Short problem: Report the count of lines holding "nous" in the records, with no other words.

------------------------------------------------------------------------

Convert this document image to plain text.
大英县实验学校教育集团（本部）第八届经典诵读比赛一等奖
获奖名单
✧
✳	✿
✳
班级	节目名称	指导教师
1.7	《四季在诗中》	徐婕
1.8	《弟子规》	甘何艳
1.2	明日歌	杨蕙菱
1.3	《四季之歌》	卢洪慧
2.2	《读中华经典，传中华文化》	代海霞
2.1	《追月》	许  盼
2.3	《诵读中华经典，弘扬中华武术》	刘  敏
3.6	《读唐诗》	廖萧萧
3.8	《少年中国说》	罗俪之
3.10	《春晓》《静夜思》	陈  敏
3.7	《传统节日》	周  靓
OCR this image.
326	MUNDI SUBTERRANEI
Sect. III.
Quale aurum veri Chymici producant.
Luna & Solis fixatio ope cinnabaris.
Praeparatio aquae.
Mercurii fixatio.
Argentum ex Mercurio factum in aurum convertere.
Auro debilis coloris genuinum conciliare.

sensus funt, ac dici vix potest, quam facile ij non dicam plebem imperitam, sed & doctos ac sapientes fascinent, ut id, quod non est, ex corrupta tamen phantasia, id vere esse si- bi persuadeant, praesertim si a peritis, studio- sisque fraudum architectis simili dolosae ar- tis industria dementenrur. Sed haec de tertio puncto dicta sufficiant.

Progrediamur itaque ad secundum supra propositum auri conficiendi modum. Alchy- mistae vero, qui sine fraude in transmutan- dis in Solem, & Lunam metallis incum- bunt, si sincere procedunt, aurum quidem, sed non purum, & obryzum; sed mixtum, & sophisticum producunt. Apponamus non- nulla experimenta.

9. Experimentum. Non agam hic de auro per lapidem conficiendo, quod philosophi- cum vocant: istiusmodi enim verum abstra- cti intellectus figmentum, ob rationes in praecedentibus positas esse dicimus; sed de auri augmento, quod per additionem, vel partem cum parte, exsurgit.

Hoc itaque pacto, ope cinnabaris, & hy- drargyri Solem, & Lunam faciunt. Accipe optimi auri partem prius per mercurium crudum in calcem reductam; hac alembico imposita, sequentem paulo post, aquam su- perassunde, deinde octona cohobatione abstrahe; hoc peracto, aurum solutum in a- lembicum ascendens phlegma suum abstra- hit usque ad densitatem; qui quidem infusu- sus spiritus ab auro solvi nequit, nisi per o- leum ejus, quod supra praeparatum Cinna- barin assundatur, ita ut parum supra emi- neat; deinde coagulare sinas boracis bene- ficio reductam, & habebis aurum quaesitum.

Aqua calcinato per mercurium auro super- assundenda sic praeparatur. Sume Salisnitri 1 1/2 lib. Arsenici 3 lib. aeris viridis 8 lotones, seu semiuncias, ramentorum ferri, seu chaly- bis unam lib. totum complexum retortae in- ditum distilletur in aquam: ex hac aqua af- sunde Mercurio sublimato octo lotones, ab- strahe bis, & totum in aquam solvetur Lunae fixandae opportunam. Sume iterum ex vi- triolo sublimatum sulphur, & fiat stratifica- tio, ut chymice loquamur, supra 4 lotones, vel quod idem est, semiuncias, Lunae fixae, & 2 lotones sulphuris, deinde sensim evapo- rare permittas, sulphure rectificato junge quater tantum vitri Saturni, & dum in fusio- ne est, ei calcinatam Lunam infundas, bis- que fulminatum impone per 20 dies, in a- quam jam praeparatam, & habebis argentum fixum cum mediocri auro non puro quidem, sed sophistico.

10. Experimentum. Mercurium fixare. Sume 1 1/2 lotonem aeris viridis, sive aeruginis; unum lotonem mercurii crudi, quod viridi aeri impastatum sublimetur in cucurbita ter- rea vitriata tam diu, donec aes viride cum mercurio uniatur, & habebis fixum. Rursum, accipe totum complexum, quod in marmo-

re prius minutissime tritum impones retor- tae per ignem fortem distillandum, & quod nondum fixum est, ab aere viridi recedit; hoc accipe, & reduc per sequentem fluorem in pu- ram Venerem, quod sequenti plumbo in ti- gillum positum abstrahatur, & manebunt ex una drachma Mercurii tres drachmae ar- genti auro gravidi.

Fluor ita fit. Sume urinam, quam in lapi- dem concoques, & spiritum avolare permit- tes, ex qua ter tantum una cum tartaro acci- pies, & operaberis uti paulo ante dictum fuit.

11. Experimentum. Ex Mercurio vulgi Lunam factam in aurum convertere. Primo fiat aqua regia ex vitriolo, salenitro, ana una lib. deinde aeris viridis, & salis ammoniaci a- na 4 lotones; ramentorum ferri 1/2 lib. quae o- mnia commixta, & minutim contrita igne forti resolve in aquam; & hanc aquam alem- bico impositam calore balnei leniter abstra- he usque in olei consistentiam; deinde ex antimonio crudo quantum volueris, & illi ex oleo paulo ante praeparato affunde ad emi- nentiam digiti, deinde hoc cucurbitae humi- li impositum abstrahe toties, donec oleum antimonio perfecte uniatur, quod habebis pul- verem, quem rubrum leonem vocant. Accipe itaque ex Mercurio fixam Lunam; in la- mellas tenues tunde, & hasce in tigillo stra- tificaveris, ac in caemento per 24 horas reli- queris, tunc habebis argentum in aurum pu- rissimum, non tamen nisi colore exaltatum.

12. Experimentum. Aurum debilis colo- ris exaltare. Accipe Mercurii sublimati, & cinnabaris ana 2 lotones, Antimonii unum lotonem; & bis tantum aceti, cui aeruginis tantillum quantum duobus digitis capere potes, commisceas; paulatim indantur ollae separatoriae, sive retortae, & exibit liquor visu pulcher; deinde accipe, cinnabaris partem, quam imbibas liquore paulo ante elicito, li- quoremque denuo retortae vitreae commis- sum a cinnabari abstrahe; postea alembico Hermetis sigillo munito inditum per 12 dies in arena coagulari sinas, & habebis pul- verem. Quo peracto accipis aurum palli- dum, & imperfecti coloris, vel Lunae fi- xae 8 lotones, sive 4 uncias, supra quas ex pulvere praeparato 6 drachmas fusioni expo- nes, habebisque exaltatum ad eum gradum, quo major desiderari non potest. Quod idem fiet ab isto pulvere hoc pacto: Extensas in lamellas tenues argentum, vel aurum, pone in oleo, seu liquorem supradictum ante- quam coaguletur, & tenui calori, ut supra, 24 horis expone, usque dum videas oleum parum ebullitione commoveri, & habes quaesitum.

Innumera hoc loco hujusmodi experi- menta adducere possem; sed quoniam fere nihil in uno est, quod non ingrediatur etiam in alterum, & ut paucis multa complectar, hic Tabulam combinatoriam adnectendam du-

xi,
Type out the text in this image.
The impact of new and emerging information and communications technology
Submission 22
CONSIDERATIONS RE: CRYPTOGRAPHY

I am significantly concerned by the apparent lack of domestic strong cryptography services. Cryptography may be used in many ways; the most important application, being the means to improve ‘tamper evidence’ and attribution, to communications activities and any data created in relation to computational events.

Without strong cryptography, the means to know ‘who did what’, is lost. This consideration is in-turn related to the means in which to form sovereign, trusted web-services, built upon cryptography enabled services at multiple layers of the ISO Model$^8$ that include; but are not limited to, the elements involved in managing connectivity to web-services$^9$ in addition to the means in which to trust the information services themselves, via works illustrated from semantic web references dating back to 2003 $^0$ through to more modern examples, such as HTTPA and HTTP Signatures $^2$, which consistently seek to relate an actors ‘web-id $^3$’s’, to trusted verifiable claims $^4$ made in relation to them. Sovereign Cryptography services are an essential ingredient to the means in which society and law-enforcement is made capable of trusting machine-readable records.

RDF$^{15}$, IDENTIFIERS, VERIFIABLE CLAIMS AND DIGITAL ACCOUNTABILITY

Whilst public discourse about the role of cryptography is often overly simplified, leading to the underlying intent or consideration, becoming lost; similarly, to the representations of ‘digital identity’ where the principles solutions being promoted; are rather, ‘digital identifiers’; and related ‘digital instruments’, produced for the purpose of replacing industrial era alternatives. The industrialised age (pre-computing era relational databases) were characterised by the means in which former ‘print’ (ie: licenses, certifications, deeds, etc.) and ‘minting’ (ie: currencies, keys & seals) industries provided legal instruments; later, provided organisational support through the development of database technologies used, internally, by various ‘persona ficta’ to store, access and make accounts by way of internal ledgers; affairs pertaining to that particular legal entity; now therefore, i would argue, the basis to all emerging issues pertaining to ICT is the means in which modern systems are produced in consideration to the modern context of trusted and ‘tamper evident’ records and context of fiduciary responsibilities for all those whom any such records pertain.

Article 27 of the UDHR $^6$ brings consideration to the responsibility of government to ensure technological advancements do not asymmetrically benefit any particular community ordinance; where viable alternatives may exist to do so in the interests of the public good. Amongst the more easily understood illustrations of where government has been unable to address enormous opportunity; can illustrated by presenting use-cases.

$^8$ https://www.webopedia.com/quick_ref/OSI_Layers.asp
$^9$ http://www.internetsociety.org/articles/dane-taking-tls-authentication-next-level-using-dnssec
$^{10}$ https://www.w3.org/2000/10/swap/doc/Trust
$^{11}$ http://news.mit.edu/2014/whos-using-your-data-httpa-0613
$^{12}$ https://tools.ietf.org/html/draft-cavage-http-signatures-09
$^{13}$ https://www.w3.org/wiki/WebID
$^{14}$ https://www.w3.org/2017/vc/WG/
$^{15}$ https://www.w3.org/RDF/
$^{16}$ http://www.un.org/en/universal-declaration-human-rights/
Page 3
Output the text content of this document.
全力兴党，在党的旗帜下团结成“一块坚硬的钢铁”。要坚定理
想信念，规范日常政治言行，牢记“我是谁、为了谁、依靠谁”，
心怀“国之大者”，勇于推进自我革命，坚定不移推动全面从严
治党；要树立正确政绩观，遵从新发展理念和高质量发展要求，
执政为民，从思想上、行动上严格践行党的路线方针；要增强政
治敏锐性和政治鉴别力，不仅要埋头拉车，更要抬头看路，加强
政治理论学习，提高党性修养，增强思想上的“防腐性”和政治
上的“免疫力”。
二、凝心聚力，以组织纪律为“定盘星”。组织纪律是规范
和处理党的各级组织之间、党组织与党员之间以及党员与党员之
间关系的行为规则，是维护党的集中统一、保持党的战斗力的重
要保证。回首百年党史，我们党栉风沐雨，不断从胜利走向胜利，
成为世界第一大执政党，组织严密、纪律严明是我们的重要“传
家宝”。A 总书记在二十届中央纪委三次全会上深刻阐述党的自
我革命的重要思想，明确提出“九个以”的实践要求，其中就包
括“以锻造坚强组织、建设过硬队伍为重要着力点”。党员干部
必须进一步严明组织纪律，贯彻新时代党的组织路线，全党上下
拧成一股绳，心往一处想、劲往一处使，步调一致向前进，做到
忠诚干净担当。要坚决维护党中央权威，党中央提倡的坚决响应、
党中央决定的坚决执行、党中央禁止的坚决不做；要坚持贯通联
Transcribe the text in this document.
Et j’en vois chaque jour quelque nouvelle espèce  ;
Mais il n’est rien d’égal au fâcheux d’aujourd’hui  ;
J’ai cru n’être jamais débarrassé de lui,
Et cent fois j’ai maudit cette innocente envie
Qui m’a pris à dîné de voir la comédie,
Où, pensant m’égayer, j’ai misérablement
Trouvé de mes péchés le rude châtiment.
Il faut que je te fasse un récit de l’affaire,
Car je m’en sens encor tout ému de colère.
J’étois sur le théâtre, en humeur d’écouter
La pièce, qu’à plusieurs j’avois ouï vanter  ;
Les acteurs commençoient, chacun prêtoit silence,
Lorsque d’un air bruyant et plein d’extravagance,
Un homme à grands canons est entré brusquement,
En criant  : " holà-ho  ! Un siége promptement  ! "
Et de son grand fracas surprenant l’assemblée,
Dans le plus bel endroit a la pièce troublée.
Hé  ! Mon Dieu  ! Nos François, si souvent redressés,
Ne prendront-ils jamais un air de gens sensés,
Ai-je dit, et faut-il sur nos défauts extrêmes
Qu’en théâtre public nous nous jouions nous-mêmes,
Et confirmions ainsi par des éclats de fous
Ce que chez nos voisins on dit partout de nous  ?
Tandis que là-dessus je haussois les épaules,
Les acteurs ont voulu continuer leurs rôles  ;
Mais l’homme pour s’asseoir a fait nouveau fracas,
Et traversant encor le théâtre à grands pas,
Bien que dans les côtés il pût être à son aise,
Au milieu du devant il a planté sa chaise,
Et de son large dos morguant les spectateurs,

------------------------------------------------------------------------

Full solution: 2